| Aim |
Scan the listing and work out how many lines contain the word "Exposure". Nothing but the number should be given.
═══ Extracted records ═══
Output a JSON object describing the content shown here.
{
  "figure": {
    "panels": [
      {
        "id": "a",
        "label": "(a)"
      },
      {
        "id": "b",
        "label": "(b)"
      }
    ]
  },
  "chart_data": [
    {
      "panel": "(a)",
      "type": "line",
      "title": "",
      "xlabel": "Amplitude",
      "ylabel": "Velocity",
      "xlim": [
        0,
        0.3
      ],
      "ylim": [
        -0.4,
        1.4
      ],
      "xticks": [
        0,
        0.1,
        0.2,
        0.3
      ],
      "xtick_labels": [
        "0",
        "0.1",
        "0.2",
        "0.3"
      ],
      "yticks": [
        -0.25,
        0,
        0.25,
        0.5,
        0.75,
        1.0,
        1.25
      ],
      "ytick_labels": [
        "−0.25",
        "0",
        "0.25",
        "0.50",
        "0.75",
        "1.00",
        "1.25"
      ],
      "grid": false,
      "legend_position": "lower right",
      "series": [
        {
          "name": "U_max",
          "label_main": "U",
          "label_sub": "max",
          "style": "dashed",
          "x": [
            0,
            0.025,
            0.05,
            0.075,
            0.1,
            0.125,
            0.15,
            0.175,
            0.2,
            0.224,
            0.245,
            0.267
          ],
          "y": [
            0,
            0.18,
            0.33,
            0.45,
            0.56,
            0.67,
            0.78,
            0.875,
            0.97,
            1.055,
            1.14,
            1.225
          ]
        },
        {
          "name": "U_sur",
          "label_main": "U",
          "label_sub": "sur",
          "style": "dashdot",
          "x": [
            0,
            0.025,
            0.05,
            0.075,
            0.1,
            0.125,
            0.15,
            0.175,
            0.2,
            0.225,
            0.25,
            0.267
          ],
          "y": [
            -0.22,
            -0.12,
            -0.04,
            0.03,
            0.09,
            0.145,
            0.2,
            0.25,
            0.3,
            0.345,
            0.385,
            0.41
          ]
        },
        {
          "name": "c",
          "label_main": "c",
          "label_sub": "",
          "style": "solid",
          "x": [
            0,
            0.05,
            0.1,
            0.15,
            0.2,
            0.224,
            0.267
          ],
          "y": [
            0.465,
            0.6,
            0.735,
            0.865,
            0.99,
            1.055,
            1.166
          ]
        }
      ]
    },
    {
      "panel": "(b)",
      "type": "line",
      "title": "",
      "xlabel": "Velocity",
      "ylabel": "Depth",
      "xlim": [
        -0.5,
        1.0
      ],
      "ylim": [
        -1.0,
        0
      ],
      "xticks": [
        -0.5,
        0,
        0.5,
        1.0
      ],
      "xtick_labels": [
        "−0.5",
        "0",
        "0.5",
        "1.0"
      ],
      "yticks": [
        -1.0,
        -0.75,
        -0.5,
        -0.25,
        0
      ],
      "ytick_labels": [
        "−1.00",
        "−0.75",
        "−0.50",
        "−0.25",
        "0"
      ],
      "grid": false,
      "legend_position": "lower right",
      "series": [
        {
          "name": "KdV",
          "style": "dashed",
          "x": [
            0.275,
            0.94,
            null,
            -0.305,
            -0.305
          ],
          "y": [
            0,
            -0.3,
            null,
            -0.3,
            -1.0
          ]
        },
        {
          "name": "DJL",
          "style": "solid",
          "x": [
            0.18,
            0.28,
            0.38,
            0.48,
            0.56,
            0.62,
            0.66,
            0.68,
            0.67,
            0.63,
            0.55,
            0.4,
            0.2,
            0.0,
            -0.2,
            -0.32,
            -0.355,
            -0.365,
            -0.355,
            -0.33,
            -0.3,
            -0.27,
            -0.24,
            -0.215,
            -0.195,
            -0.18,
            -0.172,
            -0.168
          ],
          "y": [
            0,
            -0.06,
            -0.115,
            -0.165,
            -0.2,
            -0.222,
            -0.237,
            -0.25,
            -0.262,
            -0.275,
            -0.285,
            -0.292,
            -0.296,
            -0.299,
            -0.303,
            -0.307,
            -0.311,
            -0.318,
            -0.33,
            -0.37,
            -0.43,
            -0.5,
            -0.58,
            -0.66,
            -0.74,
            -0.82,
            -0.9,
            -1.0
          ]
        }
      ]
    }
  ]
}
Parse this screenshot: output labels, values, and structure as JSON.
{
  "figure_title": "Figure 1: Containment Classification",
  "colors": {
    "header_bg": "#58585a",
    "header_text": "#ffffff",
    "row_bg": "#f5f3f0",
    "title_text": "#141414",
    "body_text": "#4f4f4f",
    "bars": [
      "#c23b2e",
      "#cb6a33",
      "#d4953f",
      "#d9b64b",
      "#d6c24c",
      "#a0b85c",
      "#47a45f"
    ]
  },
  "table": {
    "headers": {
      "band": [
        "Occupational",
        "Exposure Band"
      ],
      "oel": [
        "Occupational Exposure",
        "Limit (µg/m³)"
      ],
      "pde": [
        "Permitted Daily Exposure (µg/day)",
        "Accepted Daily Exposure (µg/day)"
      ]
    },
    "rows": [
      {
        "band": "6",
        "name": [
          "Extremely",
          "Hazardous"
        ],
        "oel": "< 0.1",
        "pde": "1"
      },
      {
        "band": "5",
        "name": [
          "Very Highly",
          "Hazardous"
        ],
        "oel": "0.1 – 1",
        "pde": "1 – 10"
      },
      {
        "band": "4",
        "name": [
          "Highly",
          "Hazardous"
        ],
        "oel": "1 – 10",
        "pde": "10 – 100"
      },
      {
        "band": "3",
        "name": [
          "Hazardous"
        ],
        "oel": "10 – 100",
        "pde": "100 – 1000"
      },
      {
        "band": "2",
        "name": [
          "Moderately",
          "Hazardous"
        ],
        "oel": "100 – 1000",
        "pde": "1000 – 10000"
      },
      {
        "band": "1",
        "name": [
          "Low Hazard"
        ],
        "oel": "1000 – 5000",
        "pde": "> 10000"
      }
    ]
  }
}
═══
| Final result |
4